● **Direction**
Across the material below, how many lines contain the word "области"? Give only the number.

● **Input**
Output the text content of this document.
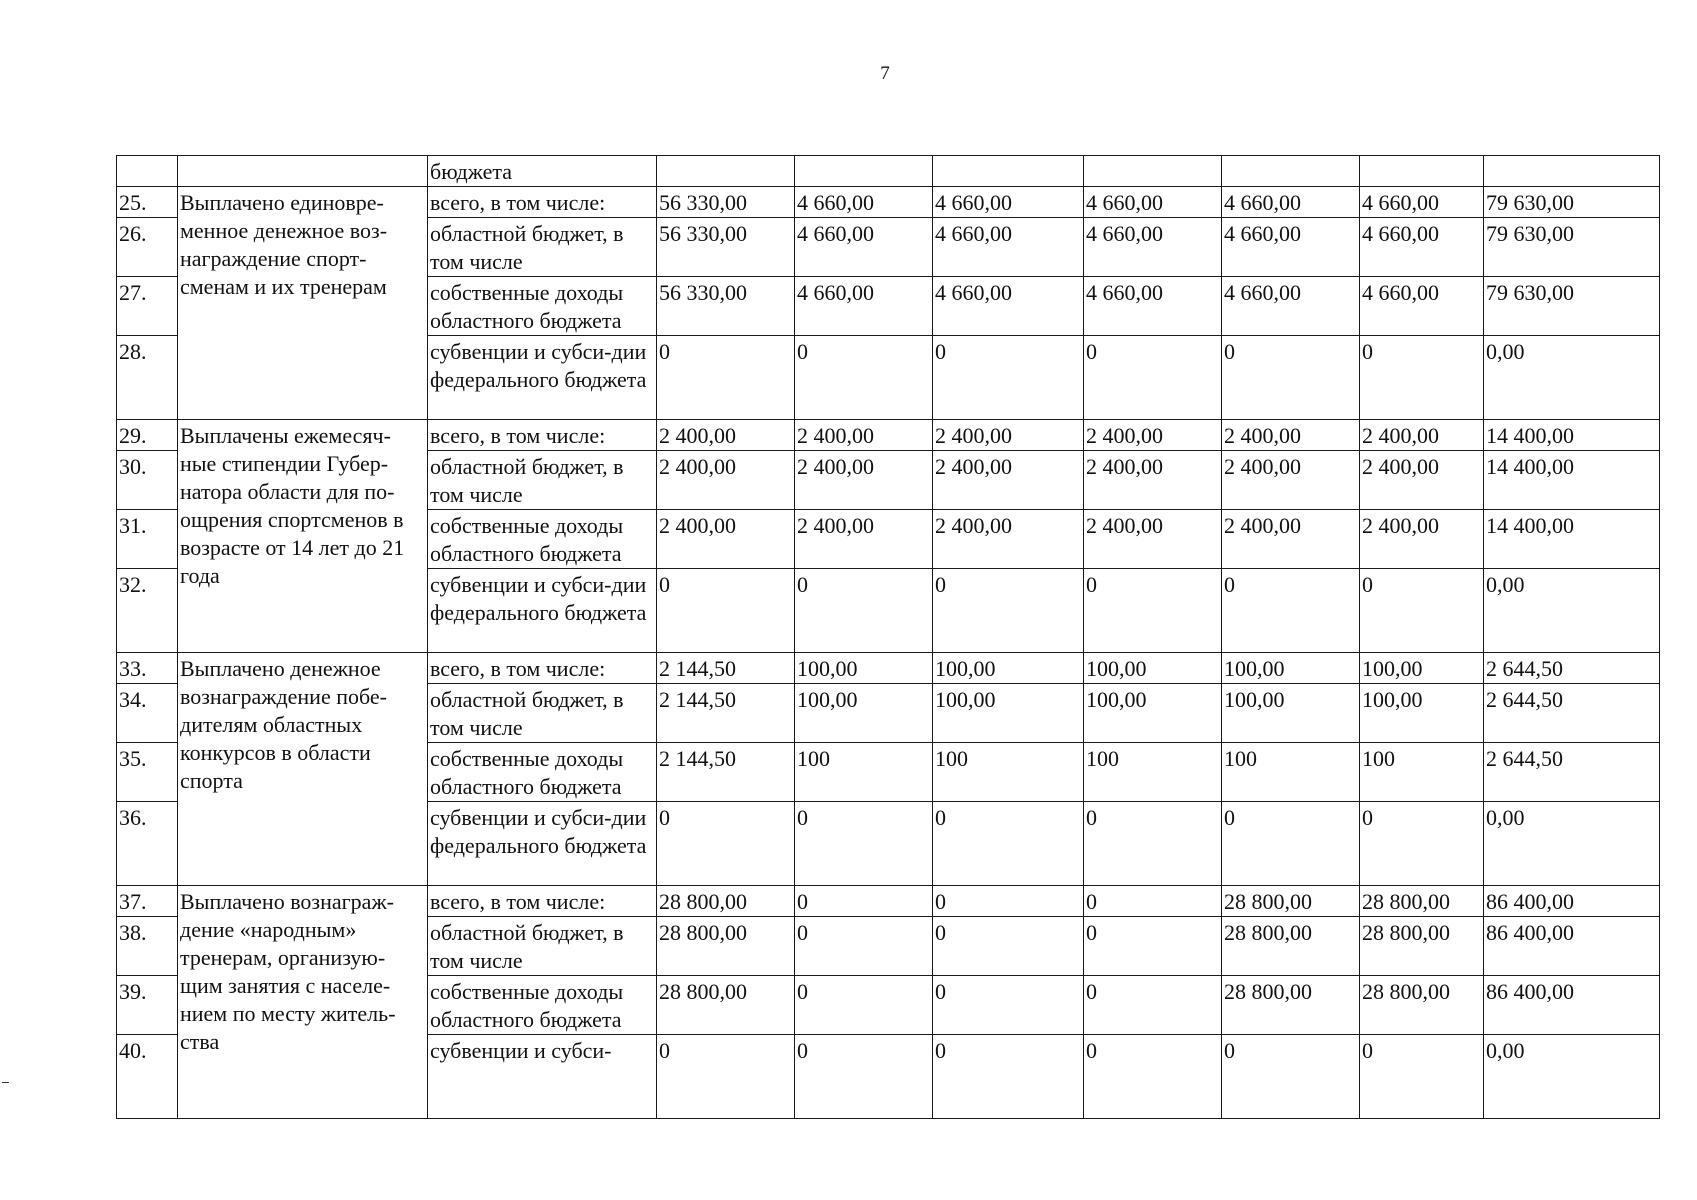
7
		бюджета							
25.	Выплачено единовре-менное денежное воз-награждение спорт-сменам и их тренерам	всего, в том числе:	56 330,00	4 660,00	4 660,00	4 660,00	4 660,00	4 660,00	79 630,00
26.		областной бюджет, в том числе	56 330,00	4 660,00	4 660,00	4 660,00	4 660,00	4 660,00	79 630,00
27.		собственные доходы областного бюджета	56 330,00	4 660,00	4 660,00	4 660,00	4 660,00	4 660,00	79 630,00
28.		субвенции и субси-дии федерального бюджета	0	0	0	0	0	0	0,00
29.	Выплачены ежемесяч-ные стипендии Губер-натора области для по-ощрения спортсменов в возрасте от 14 лет до 21 года	всего, в том числе:	2 400,00	2 400,00	2 400,00	2 400,00	2 400,00	2 400,00	14 400,00
30.		областной бюджет, в том числе	2 400,00	2 400,00	2 400,00	2 400,00	2 400,00	2 400,00	14 400,00
31.		собственные доходы областного бюджета	2 400,00	2 400,00	2 400,00	2 400,00	2 400,00	2 400,00	14 400,00
32.		субвенции и субси-дии федерального бюджета	0	0	0	0	0	0	0,00
33.	Выплачено денежное вознаграждение побе-дителям областных конкурсов в области спорта	всего, в том числе:	2 144,50	100,00	100,00	100,00	100,00	100,00	2 644,50
34.		областной бюджет, в том числе	2 144,50	100,00	100,00	100,00	100,00	100,00	2 644,50
35.		собственные доходы областного бюджета	2 144,50	100	100	100	100	100	2 644,50
36.		субвенции и субси-дии федерального бюджета	0	0	0	0	0	0	0,00
37.	Выплачено вознаграж-дение «народным» тренерам, организую-щим занятия с населе-нием по месту житель-ства	всего, в том числе:	28 800,00	0	0	0	28 800,00	28 800,00	86 400,00
38.		областной бюджет, в том числе	28 800,00	0	0	0	28 800,00	28 800,00	86 400,00
39.		собственные доходы областного бюджета	28 800,00	0	0	0	28 800,00	28 800,00	86 400,00
40.		субвенции и субси-	0	0	0	0	0	0	0,00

● **The completed task**
2